→ AUFGABENSTELLUNG: Wie hoch ist laut dem folgenden Textabschnitt das Kopfgeld, das die Türkei auf Enes Kanter Freedom ausgesetzt hat?

→ TEXTABSCHNITT:

┌──

Aslandoğan machte auch darauf aufmerksam, dass die Türkei systematisch Urteile des Europäische Gerichtshof für Menschenrechte (EGMR) ignoriere. Dieser hatte mehrfach festgestellt, dass die von der Türkei herangezogenen Verdachtsmomente für Terroranklagen nicht ausreichen könnten.
Während die Repression im digitalen Raum in immer mehr Ländern weltweit um sich greife, sei die Türkei auch in diesem Bereich besonders stark aufgefallen. So würden kritische Inhalte auf Plattformen wie jener des Meta-Konzerns oder auch Videos auf YouTube systematisch gelöscht: „Es geht längst nicht mehr um Zugangssperren. Es geht um das vollständige Auslöschen kritischer Inhalte auf globaler Ebene.“
Die Türkei sei von einem Aushängeschild in der islamischen Welt zu einem abschreckenden Beispiel geworden, so das Fazit des Vorsitzenden der Alliance for Shared Values.
Ex-NBA-Star schildert erschreckende Schicksale politischer Gefangener
Enes Kanter Freedom verwies darauf, dass es gegen ihn vonseiten der Türkei 12 Haftbefehle, eine Interpol-Fahndung, einen Entzug der türkischen Staatsbürgerschaft und ein Kopfgeld von 500.000 US-Dollar gebe. Auch seine Familie sei bedroht worden. Er sei jedoch kein Einzelschicksal, und im Unterschied zu ihm könnten sich viele der politischen Justiz in der Türkei nicht entziehen.
Kanter Freedom spricht von einer „lautlosen Hölle“ für hunderttausende Menschen. Er griff mehrere besonders befremdliche Beispiele für individuelle Schicksale heraus. So nennt er den 71-jährigen Alzheimer-Patienten Ibrahim Güngör, der trotz Pflegebedürftigkeit in Haft sei. Die 36-jährige Özlem Düzenli werde mit ihrem Baby in einer Zelle ohne Ausstattung festgehalten, weil sie umgerechnet 2,50 US-Dollar an eine bestimmte Bank überwiesen habe.
Die schwangere und herzkranke Hatice Doğru sei inhaftiert worden, nachdem sie an einer Trauerveranstaltung teilgenommen habe. Seit acht Jahren sei auch der schwer kranke Lehrer Kamil Açar inhaftiert, obwohl er eigentlich längst einen Anspruch auf Haftentlassung habe. Sie alle nenne er lediglich als Beispiele, betonte Kanter Freedom. Er könne noch zahlreiche andere von ähnlicher Tragweite nennen.

└──

→ GEZEIGTES MATERIAL:
┌──

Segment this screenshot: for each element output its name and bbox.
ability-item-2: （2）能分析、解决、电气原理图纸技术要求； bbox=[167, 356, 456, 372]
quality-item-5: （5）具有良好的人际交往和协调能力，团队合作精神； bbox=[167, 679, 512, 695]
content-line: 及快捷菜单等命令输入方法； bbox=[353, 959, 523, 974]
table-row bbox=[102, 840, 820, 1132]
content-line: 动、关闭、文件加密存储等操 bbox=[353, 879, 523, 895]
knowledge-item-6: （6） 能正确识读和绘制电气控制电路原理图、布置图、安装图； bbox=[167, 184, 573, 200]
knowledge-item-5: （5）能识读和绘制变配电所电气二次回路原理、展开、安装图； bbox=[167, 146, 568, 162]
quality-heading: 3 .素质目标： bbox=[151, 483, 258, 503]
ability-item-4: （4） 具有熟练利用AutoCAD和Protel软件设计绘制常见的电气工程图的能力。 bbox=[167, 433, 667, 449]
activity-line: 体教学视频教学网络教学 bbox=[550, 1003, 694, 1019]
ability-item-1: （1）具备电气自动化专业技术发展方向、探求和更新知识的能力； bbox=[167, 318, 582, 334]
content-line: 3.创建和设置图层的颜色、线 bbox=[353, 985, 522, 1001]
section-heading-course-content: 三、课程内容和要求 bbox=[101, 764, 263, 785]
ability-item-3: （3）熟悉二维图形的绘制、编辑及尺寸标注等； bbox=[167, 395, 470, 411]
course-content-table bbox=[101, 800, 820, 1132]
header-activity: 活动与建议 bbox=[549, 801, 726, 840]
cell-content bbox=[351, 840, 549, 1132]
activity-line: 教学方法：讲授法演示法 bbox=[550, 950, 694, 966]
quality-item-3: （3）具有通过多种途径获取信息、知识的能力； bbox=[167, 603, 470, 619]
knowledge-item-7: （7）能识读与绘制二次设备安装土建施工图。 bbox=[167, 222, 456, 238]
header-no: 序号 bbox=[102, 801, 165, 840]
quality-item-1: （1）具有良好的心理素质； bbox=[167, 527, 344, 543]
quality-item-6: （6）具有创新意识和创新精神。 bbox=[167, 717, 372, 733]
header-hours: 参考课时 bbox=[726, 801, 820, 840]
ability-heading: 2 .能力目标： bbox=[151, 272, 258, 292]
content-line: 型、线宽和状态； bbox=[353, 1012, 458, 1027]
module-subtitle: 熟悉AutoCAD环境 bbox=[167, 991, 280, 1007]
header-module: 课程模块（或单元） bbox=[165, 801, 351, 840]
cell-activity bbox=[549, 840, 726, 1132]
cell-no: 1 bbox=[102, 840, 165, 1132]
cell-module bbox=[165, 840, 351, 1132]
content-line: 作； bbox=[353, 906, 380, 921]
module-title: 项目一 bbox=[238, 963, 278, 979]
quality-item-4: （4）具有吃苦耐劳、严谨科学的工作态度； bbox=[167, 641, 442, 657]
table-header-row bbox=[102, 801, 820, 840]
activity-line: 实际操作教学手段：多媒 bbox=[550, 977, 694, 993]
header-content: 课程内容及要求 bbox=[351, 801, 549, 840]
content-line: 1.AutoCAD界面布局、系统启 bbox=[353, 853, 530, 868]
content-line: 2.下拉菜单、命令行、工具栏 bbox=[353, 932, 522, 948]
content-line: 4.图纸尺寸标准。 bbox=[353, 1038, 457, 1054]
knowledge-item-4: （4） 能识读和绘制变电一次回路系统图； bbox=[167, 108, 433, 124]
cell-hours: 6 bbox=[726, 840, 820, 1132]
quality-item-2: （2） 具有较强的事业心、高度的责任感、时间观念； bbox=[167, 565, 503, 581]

└──

→ ANTWORT: 500.000 US-Dollar.